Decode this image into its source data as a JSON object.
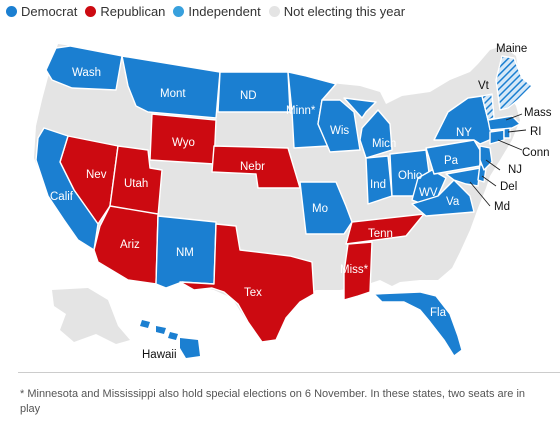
{
  "legend": {
    "items": [
      {
        "label": "Democrat",
        "color": "#1b7fd1"
      },
      {
        "label": "Republican",
        "color": "#cc0a11"
      },
      {
        "label": "Independent",
        "color": "#38a0dd"
      },
      {
        "label": "Not electing this year",
        "color": "#e4e4e4"
      }
    ]
  },
  "colors": {
    "democrat": "#1b7fd1",
    "republican": "#cc0a11",
    "none": "#e4e4e4",
    "line": "#222222"
  },
  "states": {
    "wash": "Wash",
    "mont": "Mont",
    "nd": "ND",
    "minn": "Minn*",
    "wis": "Wis",
    "mich": "Mich",
    "ny": "NY",
    "maine": "Maine",
    "vt": "Vt",
    "mass": "Mass",
    "ri": "RI",
    "conn": "Conn",
    "nj": "NJ",
    "del": "Del",
    "md": "Md",
    "pa": "Pa",
    "ohio": "Ohio",
    "ind": "Ind",
    "wv": "WV",
    "va": "Va",
    "wyo": "Wyo",
    "nebr": "Nebr",
    "nev": "Nev",
    "utah": "Utah",
    "calif": "Calif",
    "ariz": "Ariz",
    "nm": "NM",
    "mo": "Mo",
    "tenn": "Tenn",
    "miss": "Miss*",
    "tex": "Tex",
    "fla": "Fla",
    "hawaii": "Hawaii"
  },
  "footnote": "* Minnesota and Mississippi also hold special elections on 6 November. In these states, two seats are in play"
}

-=-=-

WORK TO COMPLETE - Omit each picture, then return all of the listing exactly as it stands.

REPLY TO THE TASK -
Decode this image into its source data as a JSON object.
{
  "legend": {
    "items": [
      {
        "label": "Democrat",
        "color": "#1b7fd1"
      },
      {
        "label": "Republican",
        "color": "#cc0a11"
      },
      {
        "label": "Independent",
        "color": "#38a0dd"
      },
      {
        "label": "Not electing this year",
        "color": "#e4e4e4"
      }
    ]
  },
  "colors": {
    "democrat": "#1b7fd1",
    "republican": "#cc0a11",
    "none": "#e4e4e4",
    "line": "#222222"
  },
  "states": {
    "wash": "Wash",
    "mont": "Mont",
    "nd": "ND",
    "minn": "Minn*",
    "wis": "Wis",
    "mich": "Mich",
    "ny": "NY",
    "maine": "Maine",
    "vt": "Vt",
    "mass": "Mass",
    "ri": "RI",
    "conn": "Conn",
    "nj": "NJ",
    "del": "Del",
    "md": "Md",
    "pa": "Pa",
    "ohio": "Ohio",
    "ind": "Ind",
    "wv": "WV",
    "va": "Va",
    "wyo": "Wyo",
    "nebr": "Nebr",
    "nev": "Nev",
    "utah": "Utah",
    "calif": "Calif",
    "ariz": "Ariz",
    "nm": "NM",
    "mo": "Mo",
    "tenn": "Tenn",
    "miss": "Miss*",
    "tex": "Tex",
    "fla": "Fla",
    "hawaii": "Hawaii"
  },
  "footnote": "* Minnesota and Mississippi also hold special elections on 6 November. In these states, two seats are in play"
}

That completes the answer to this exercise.